**Supplied text:**
--

Картинки по запросу throw away this

Microservices.. yes, nowadays they are everywhere! In my previous post I’ve shared my thoughts that sometimes just a monolith can do the required task without being cut into microservices. But it is wonderful if microservices are the most suitable solution! This is definitely lovely!

First, we’ve got a lot of benefit it provides to us, second, we’ve got a great technology support to implement them – there are a lot of frameworks and platforms helping us develop some really good microservices.

The most of the conference talks I have recently seen are basically “Hello world” talks. The main message is “Hey, look how easy it is to create a microservice!”, “Just few annotations, and you are up and running!”. How great this is!

But when it comes to real life, most usually between start of the project till the first really useful microservice there is at least one sprint. More often three sprints. You’ll say – “That is ok! We are serious people doing serious enterprise!”. I still ask myself – “What can be so huge in one microservice, that it may require several weeks to be created?”. “Why then this service is called MICRO?”

--

**Listing:**
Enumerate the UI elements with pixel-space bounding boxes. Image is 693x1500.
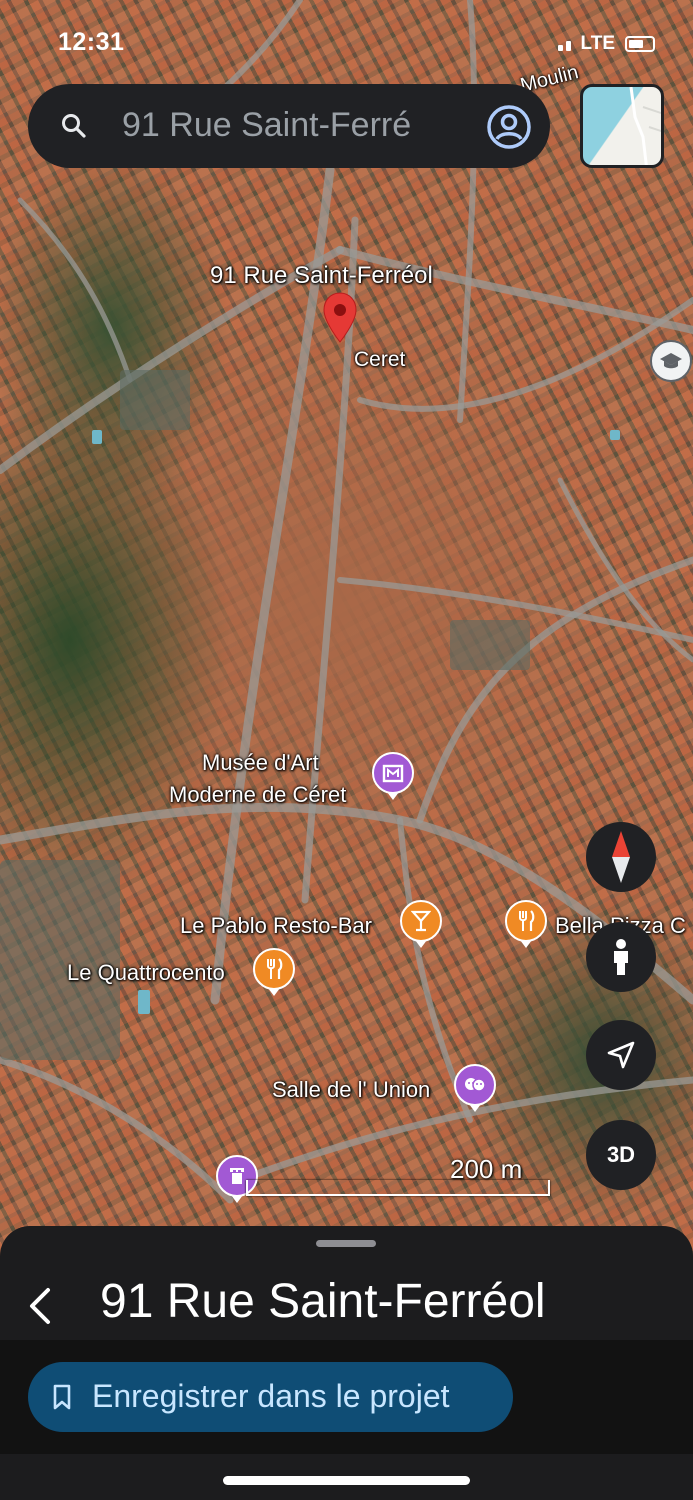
town-label: Ceret (354, 348, 406, 371)
navigation-arrow-icon (607, 1041, 635, 1069)
map-layers-icon (629, 87, 661, 165)
home-indicator[interactable] (223, 1476, 470, 1485)
place-title: 91 Rue Saint-Ferréol (100, 1275, 546, 1328)
bar-label: Le Pablo Resto-Bar (180, 913, 372, 938)
scale-bar (246, 1180, 550, 1196)
school-poi-icon[interactable] (650, 340, 692, 382)
place-bottom-sheet[interactable]: 91 Rue Saint-Ferréol Enregistrer dans le… (0, 1226, 693, 1500)
my-location-button[interactable] (586, 1020, 656, 1090)
account-icon[interactable] (486, 104, 532, 150)
restaurant-label: Le Quattrocento (67, 960, 225, 985)
signal-icon (557, 37, 571, 51)
bar-poi-icon[interactable] (400, 900, 442, 942)
museum-label-line1: Musée d'Art (202, 750, 319, 775)
pegman-icon (614, 939, 628, 975)
battery-icon (625, 36, 655, 52)
restaurant-poi-icon[interactable] (253, 948, 295, 990)
museum-poi-icon[interactable] (372, 752, 414, 794)
back-chevron-icon[interactable] (24, 1284, 58, 1328)
compass-icon (612, 831, 630, 883)
pinned-address-label: 91 Rue Saint-Ferréol (210, 262, 433, 289)
venue-label: Salle de l' Union (272, 1077, 431, 1102)
status-time: 12:31 (58, 28, 125, 56)
search-bar[interactable]: 91 Rue Saint-Ferré (28, 84, 550, 168)
location-pin-icon[interactable] (322, 292, 358, 344)
museum-label-line2: Moderne de Céret (169, 782, 347, 807)
map-layers-button[interactable] (580, 84, 664, 168)
search-input[interactable]: 91 Rue Saint-Ferré (122, 106, 467, 145)
drag-handle[interactable] (316, 1240, 376, 1247)
save-to-project-button[interactable]: Enregistrer dans le projet (28, 1362, 513, 1432)
theater-poi-icon[interactable] (454, 1064, 496, 1106)
save-button-label: Enregistrer dans le projet (92, 1378, 450, 1414)
compass-button[interactable] (586, 822, 656, 892)
search-icon[interactable] (60, 112, 88, 140)
3d-toggle-button[interactable]: 3D (586, 1120, 656, 1190)
street-view-button[interactable] (586, 922, 656, 992)
pizza-poi-icon[interactable] (505, 900, 547, 942)
bookmark-icon (53, 1384, 71, 1410)
network-type: LTE (580, 33, 615, 54)
status-indicators: LTE (557, 33, 655, 55)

--

**Exercises to complete:**
(1) In the microservices post, how many sprints more often pass between the start of the project and the first really useful microservice?
(2) Write a continuation of the microservices post, beginning right after its final sentence.
The listing is separate material, unrelated to the microservices post.

**Answers for the tasks:**
(1) Three sprints.

(2)
I’m not sure if there is an official definition of a microservice, but a well-established idea is that it is a piece of software which is designed to perform only one single function, but in the best possible way. It should communicate with the rest of the world with the most lightweight protocol possible, like REST. So, if we have a login functionality, a microservice should be able to login a user in the most fast, easy, reliable, secure way. Only login and nothing else. For logout there should be another service. The size and complexity of such a service are not in scope of micro, they can be of any scale. Technically, there should be only one function exposed, but what happens under the curtains are just implementation detalils.

This is why, the most of such services become really complicated, often even overengineered. From my experience, at the end of the day, each microservice in enterprise webapps becomes a usual three-tier application. It has its “UI” simplified to REST endpoints, it has its business layer with several services interfaces and their implementations, an infrastructure layer to talk to DB and other services. The interlayer communication is done via value objects. As a result, a usual call of a function of this microservice ends up with several data coping from one value object to another (in one of such microservices I’ve seen up to 14 of such hops). Why would you do this? The typical answer is if some part of the service changes, we will change only this part of it. Fair enough. If in return I ask, how many times in your life have you ever changed one of the tiers without affecting the others? Тhe answer is usually – never.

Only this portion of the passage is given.